*What to produce*:
Pull out every line below containing the word "color".

** start Data for this exercise **

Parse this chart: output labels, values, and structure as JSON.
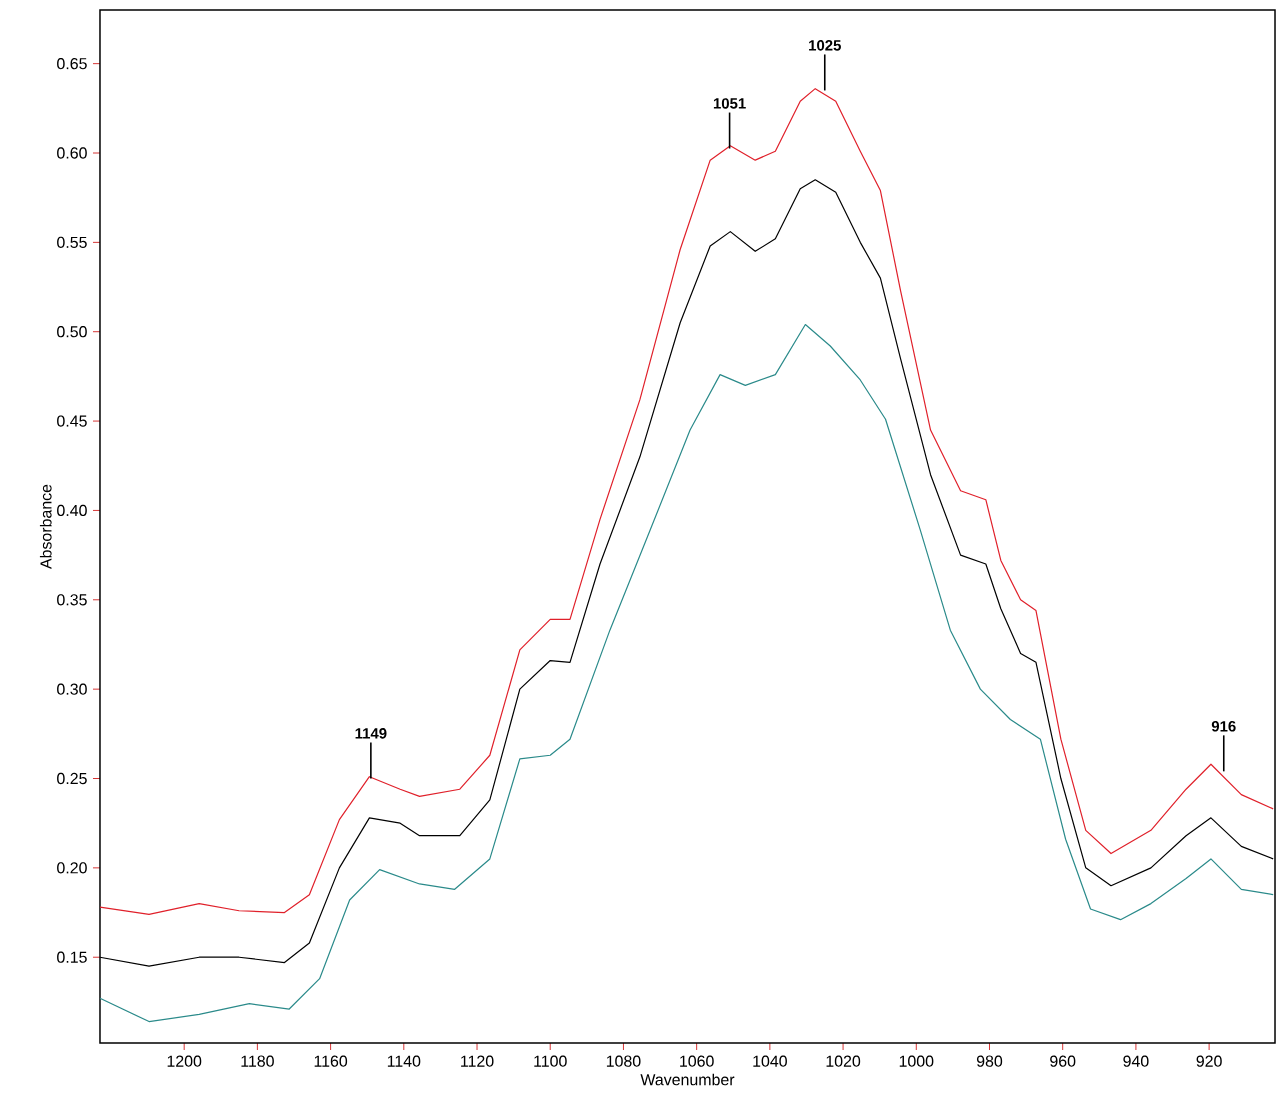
{
  "chart_data": {
    "type": "line",
    "xlabel": "Wavenumber",
    "ylabel": "Absorbance",
    "xlim": [
      1223,
      902
    ],
    "ylim": [
      0.102,
      0.68
    ],
    "xticks": [
      1200,
      1180,
      1160,
      1140,
      1120,
      1100,
      1080,
      1060,
      1040,
      1020,
      1000,
      980,
      960,
      940,
      920
    ],
    "yticks": [
      {
        "value": 0.15,
        "label": "0.15"
      },
      {
        "value": 0.2,
        "label": "0.20"
      },
      {
        "value": 0.25,
        "label": "0.25"
      },
      {
        "value": 0.3,
        "label": "0.30"
      },
      {
        "value": 0.35,
        "label": "0.35"
      },
      {
        "value": 0.4,
        "label": "0.40"
      },
      {
        "value": 0.45,
        "label": "0.45"
      },
      {
        "value": 0.5,
        "label": "0.50"
      },
      {
        "value": 0.55,
        "label": "0.55"
      },
      {
        "value": 0.6,
        "label": "0.60"
      },
      {
        "value": 0.65,
        "label": "0.65"
      }
    ],
    "grid": false,
    "marker": "none",
    "line_style": "solid",
    "series": [
      {
        "color": "#e0202a",
        "x": [
          1223,
          1209.6,
          1195.9,
          1185,
          1172.6,
          1165.8,
          1157.6,
          1149.4,
          1141,
          1135.7,
          1124.7,
          1116.5,
          1108.3,
          1100,
          1094.6,
          1086.4,
          1075.5,
          1064.5,
          1056.3,
          1050.8,
          1044,
          1038.5,
          1031.7,
          1027.6,
          1022,
          1015.3,
          1009.8,
          1004.3,
          996.1,
          987.9,
          981,
          976.9,
          971.5,
          967.3,
          960.5,
          953.7,
          946.8,
          935.9,
          926.3,
          919.5,
          911.2,
          902.5
        ],
        "values": [
          0.178,
          0.174,
          0.18,
          0.176,
          0.175,
          0.185,
          0.227,
          0.251,
          0.244,
          0.24,
          0.244,
          0.263,
          0.322,
          0.339,
          0.339,
          0.395,
          0.462,
          0.546,
          0.596,
          0.604,
          0.596,
          0.601,
          0.629,
          0.636,
          0.629,
          0.601,
          0.579,
          0.523,
          0.445,
          0.411,
          0.406,
          0.372,
          0.35,
          0.344,
          0.272,
          0.221,
          0.208,
          0.221,
          0.244,
          0.258,
          0.241,
          0.233
        ]
      },
      {
        "color": "#000000",
        "x": [
          1223,
          1209.6,
          1195.9,
          1185,
          1172.6,
          1165.8,
          1157.6,
          1149.4,
          1141,
          1135.7,
          1124.7,
          1116.5,
          1108.3,
          1100,
          1094.6,
          1086.4,
          1075.5,
          1064.5,
          1056.3,
          1050.8,
          1044,
          1038.5,
          1031.7,
          1027.6,
          1022,
          1015.3,
          1009.8,
          1004.3,
          996.1,
          987.9,
          981,
          976.9,
          971.5,
          967.3,
          960.5,
          953.7,
          946.8,
          935.9,
          926.3,
          919.5,
          911.2,
          902.5
        ],
        "values": [
          0.15,
          0.145,
          0.15,
          0.15,
          0.147,
          0.158,
          0.2,
          0.228,
          0.225,
          0.218,
          0.218,
          0.238,
          0.3,
          0.316,
          0.315,
          0.37,
          0.43,
          0.505,
          0.548,
          0.556,
          0.545,
          0.552,
          0.58,
          0.585,
          0.578,
          0.55,
          0.53,
          0.485,
          0.42,
          0.375,
          0.37,
          0.345,
          0.32,
          0.315,
          0.25,
          0.2,
          0.19,
          0.2,
          0.218,
          0.228,
          0.212,
          0.205
        ]
      },
      {
        "color": "#2a8a8a",
        "x": [
          1223,
          1209.6,
          1195.9,
          1182.2,
          1171.3,
          1163,
          1154.8,
          1146.6,
          1135.7,
          1126.1,
          1116.5,
          1108.3,
          1100,
          1094.6,
          1083.7,
          1072.7,
          1061.8,
          1053.6,
          1046.7,
          1038.5,
          1030.3,
          1023.5,
          1015.3,
          1008.4,
          998.9,
          990.7,
          982.5,
          974.3,
          966.1,
          959.2,
          952.4,
          944.2,
          935.9,
          926.3,
          919.5,
          911.2,
          902.5
        ],
        "values": [
          0.127,
          0.114,
          0.118,
          0.124,
          0.121,
          0.138,
          0.182,
          0.199,
          0.191,
          0.188,
          0.205,
          0.261,
          0.263,
          0.272,
          0.333,
          0.389,
          0.445,
          0.476,
          0.47,
          0.476,
          0.504,
          0.492,
          0.473,
          0.451,
          0.389,
          0.333,
          0.3,
          0.283,
          0.272,
          0.216,
          0.177,
          0.171,
          0.18,
          0.194,
          0.205,
          0.188,
          0.185
        ]
      }
    ],
    "annotations": [
      {
        "text": "1149",
        "x": 1149,
        "y": 0.25
      },
      {
        "text": "1051",
        "x": 1051,
        "y": 0.6025
      },
      {
        "text": "1025",
        "x": 1025,
        "y": 0.635
      },
      {
        "text": "916",
        "x": 916,
        "y": 0.254
      }
    ]
  }
}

** end Data for this exercise **

*Task answer*:
        "color": "#e0202a",
        "color": "#000000",
        "color": "#2a8a8a",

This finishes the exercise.